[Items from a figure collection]
[start]

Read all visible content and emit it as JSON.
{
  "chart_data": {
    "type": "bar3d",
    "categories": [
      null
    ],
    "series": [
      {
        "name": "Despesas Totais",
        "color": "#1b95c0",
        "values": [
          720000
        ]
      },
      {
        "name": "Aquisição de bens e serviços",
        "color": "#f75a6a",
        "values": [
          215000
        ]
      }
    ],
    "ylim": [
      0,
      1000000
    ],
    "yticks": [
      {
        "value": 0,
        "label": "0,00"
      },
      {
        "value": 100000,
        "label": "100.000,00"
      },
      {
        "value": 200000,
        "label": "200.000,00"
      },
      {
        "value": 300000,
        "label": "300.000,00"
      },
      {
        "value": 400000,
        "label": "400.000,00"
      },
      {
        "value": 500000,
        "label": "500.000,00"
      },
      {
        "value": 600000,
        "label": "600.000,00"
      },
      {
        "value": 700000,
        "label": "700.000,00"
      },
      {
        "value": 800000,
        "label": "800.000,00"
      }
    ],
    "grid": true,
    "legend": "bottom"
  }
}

[end]
[start]

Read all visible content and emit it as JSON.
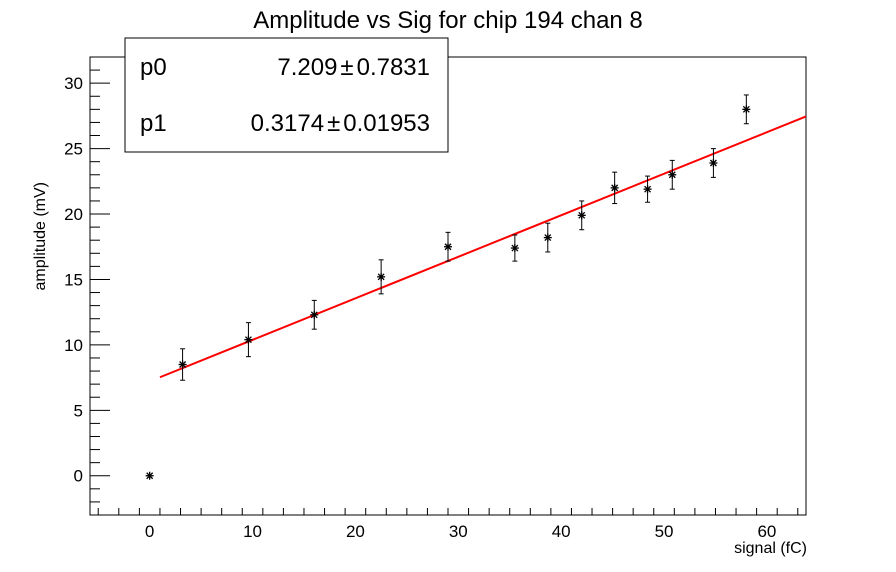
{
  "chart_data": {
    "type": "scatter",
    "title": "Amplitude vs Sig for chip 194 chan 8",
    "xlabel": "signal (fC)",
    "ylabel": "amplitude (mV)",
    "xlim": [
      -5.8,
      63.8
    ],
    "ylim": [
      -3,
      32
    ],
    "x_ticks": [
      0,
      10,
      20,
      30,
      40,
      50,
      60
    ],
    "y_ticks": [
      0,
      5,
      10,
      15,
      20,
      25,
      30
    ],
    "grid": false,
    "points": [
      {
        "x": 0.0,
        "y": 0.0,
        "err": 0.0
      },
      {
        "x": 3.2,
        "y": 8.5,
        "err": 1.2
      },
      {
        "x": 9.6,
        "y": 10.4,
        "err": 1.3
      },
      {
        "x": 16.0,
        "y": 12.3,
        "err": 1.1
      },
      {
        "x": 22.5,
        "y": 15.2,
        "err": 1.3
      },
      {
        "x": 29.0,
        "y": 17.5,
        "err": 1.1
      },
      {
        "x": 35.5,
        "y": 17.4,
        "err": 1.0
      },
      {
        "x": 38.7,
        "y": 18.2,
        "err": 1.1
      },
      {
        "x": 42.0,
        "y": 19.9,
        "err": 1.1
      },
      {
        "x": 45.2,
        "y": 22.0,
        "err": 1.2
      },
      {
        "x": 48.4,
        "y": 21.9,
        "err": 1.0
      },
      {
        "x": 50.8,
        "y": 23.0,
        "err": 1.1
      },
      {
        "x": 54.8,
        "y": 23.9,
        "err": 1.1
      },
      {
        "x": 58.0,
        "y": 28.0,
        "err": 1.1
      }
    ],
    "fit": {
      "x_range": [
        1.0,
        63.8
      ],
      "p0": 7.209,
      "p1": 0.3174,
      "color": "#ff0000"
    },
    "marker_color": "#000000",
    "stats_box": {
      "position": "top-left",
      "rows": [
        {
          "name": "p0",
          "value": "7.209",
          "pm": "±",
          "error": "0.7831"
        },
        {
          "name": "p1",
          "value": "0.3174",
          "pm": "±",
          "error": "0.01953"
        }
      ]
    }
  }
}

[end]
[start]

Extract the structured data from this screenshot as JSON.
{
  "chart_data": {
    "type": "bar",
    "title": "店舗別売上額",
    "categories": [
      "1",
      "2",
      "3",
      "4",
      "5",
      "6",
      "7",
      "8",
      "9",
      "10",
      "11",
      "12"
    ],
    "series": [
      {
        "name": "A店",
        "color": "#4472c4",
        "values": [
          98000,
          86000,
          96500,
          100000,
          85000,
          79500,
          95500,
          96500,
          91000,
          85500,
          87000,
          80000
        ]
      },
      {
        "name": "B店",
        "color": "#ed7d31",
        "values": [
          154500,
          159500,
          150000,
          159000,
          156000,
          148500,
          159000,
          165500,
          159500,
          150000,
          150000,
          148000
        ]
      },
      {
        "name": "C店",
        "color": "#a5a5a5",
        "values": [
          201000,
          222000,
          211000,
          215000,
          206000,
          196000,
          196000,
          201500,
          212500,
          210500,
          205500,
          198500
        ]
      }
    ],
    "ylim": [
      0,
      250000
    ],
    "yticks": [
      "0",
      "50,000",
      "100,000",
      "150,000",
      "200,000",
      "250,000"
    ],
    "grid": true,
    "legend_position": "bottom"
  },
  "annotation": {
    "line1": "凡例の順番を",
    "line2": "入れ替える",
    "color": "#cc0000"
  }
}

[end]

- **EXERCISE REQUIREMENTS**:
Go through the listing above and pull out each line containing the word "title".

- **ANSWER TO THIS PROBLEM**:
    "title": "Amplitude vs Sig for chip 194 chan 8",
    "title": "店舗別売上額",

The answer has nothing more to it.